Stated exercise = Your output is the line containing "What data was" plus all lines after it to the end of the records, reproduced exactly, with nothing else.

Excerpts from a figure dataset
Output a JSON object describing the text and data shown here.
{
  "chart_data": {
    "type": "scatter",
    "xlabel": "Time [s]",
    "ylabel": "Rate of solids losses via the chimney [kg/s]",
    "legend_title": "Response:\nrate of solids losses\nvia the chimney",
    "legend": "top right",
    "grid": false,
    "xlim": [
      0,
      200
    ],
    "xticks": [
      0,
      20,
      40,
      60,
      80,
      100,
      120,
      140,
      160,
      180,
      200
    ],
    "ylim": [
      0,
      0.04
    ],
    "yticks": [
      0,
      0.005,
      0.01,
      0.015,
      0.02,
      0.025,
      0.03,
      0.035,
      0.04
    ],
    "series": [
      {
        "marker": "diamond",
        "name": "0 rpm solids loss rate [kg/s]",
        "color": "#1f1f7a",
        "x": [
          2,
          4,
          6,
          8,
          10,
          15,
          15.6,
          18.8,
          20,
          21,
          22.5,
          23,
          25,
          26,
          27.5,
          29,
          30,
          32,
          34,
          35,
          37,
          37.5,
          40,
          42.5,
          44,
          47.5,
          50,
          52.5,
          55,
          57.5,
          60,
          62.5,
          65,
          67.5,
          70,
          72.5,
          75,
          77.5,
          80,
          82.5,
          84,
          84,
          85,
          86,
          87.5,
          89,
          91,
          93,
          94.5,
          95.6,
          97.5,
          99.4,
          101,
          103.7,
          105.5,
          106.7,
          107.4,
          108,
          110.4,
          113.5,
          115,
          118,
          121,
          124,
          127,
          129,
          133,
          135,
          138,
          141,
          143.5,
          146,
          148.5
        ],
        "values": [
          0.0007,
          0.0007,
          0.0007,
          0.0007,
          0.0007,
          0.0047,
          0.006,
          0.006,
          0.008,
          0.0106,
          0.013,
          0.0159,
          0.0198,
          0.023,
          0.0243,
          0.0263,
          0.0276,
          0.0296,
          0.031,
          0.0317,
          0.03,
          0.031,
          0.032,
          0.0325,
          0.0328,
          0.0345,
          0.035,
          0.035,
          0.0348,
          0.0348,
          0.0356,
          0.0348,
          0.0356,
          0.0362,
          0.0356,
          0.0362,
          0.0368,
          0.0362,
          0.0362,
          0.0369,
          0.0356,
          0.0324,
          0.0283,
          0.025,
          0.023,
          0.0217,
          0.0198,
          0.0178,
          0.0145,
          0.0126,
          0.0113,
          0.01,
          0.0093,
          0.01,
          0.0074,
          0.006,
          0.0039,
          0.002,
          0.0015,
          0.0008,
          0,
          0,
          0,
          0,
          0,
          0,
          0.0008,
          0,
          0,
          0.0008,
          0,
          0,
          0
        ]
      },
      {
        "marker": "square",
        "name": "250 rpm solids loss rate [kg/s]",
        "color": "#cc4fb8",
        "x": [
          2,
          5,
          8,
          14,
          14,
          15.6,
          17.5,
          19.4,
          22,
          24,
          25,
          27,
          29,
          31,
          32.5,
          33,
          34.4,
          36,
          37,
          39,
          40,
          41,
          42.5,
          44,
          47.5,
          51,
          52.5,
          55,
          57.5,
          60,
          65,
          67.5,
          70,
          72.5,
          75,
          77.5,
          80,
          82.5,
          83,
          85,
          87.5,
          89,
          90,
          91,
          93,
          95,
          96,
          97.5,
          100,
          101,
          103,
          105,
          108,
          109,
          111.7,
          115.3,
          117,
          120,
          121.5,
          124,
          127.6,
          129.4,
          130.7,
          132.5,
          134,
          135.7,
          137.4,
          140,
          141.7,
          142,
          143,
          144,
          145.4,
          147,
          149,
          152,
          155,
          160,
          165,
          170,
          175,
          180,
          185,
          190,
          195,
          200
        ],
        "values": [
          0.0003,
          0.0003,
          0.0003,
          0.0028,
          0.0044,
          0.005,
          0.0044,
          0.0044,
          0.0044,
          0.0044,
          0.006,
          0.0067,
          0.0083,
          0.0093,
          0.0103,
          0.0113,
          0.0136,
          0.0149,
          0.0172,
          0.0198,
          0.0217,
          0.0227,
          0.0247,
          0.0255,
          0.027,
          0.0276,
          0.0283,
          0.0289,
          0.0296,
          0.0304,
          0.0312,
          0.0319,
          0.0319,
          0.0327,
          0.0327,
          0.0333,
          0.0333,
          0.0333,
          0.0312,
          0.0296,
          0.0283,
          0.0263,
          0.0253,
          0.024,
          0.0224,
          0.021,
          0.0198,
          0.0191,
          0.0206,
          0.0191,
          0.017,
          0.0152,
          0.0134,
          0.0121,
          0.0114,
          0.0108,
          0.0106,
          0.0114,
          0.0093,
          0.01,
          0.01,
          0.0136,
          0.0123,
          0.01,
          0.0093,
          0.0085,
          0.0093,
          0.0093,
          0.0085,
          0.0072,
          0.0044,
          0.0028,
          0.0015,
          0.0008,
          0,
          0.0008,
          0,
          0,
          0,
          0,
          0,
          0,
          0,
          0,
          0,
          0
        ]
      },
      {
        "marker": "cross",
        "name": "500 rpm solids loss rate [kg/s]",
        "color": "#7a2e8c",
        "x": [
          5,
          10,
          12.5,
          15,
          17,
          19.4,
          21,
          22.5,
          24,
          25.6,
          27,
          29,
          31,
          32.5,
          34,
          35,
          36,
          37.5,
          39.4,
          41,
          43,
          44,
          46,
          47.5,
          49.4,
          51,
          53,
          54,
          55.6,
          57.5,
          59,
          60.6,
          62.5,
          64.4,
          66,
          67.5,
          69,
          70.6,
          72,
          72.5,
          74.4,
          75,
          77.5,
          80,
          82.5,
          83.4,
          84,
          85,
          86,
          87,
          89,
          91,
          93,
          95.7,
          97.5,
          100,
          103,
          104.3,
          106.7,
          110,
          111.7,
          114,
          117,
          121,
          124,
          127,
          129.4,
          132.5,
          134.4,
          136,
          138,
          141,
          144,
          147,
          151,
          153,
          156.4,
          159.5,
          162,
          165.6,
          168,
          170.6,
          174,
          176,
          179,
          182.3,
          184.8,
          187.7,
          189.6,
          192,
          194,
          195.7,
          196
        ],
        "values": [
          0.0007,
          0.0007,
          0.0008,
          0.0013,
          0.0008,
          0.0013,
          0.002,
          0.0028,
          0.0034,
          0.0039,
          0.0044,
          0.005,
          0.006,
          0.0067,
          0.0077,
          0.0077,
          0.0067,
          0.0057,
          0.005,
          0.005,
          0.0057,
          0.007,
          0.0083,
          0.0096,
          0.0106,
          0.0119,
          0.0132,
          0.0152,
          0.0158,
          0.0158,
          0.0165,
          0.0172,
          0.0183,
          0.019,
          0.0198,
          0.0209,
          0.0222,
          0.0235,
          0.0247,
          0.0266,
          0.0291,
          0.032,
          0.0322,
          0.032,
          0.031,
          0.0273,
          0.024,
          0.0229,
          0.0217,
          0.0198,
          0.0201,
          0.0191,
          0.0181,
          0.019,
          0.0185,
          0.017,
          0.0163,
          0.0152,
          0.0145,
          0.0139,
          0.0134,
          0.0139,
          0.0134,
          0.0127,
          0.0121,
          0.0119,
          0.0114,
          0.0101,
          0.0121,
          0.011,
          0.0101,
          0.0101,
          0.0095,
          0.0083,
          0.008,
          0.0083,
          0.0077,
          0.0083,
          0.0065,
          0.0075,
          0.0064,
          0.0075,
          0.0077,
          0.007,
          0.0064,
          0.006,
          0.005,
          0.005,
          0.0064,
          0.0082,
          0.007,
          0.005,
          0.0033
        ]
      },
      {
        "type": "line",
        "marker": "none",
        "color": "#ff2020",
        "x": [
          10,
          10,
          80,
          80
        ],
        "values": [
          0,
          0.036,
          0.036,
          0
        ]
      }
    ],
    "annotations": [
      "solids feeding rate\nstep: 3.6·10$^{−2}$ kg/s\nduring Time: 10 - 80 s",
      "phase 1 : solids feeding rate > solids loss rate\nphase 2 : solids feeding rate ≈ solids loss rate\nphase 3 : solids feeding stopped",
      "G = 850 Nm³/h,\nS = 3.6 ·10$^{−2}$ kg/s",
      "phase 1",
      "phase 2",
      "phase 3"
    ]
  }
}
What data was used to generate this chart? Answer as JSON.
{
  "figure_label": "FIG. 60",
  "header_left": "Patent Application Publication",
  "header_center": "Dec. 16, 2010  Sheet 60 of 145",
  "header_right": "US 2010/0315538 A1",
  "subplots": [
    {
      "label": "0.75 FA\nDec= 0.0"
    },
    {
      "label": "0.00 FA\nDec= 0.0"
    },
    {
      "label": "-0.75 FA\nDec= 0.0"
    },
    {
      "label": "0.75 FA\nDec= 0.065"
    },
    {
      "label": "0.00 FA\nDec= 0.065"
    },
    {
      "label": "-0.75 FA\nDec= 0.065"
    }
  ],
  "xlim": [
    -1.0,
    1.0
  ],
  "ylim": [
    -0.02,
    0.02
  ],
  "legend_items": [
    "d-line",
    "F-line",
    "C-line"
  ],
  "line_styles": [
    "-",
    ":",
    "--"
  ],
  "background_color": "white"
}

Reply to the exercise =
What data was used to generate this chart? Answer as JSON.
{
  "figure_label": "FIG. 60",
  "header_left": "Patent Application Publication",
  "header_center": "Dec. 16, 2010  Sheet 60 of 145",
  "header_right": "US 2010/0315538 A1",
  "subplots": [
    {
      "label": "0.75 FA\nDec= 0.0"
    },
    {
      "label": "0.00 FA\nDec= 0.0"
    },
    {
      "label": "-0.75 FA\nDec= 0.0"
    },
    {
      "label": "0.75 FA\nDec= 0.065"
    },
    {
      "label": "0.00 FA\nDec= 0.065"
    },
    {
      "label": "-0.75 FA\nDec= 0.065"
    }
  ],
  "xlim": [
    -1.0,
    1.0
  ],
  "ylim": [
    -0.02,
    0.02
  ],
  "legend_items": [
    "d-line",
    "F-line",
    "C-line"
  ],
  "line_styles": [
    "-",
    ":",
    "--"
  ],
  "background_color": "white"
}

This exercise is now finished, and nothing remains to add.